:: Listed entries ::

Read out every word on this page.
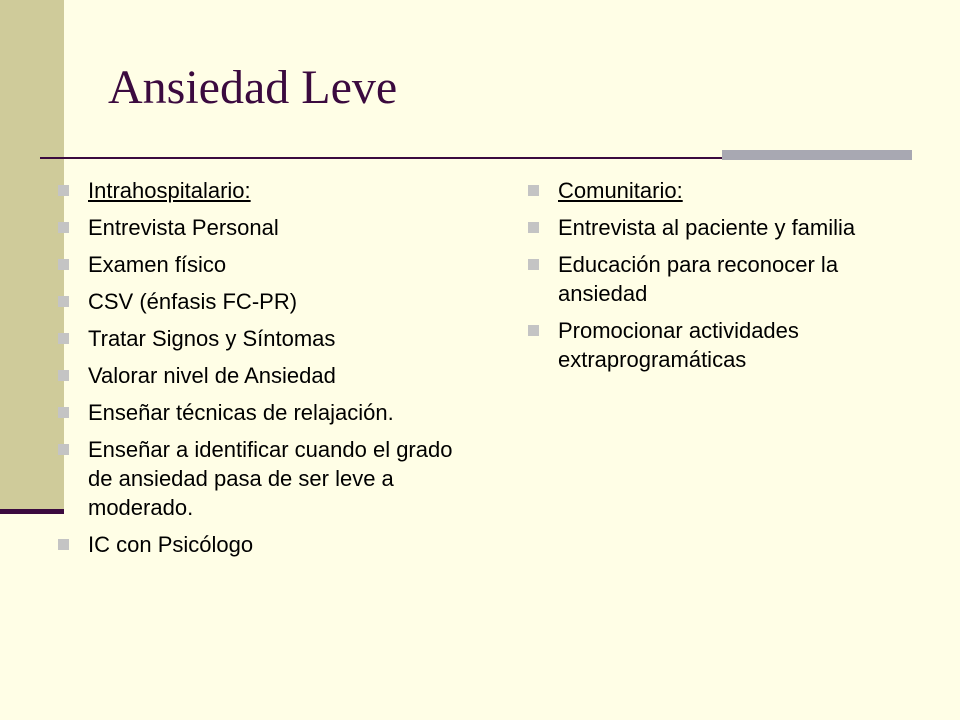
Ansiedad Leve
Intrahospitalario:
Entrevista Personal
Examen físico
CSV (énfasis FC-PR)
Tratar Signos y Síntomas
Valorar nivel de Ansiedad
Enseñar técnicas de relajación.
Enseñar a identificar cuando el grado de ansiedad pasa de ser leve a moderado.
IC con Psicólogo
Comunitario:
Entrevista al paciente y familia
Educación para reconocer la ansiedad
Promocionar actividades extraprogramáticas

:::

Work to be completed:
Scan the lines for the string "Enseñar". Pick out every line that has it.

Task solution:
Enseñar técnicas de relajación.
Enseñar a identificar cuando el grado de ansiedad pasa de ser leve a moderado.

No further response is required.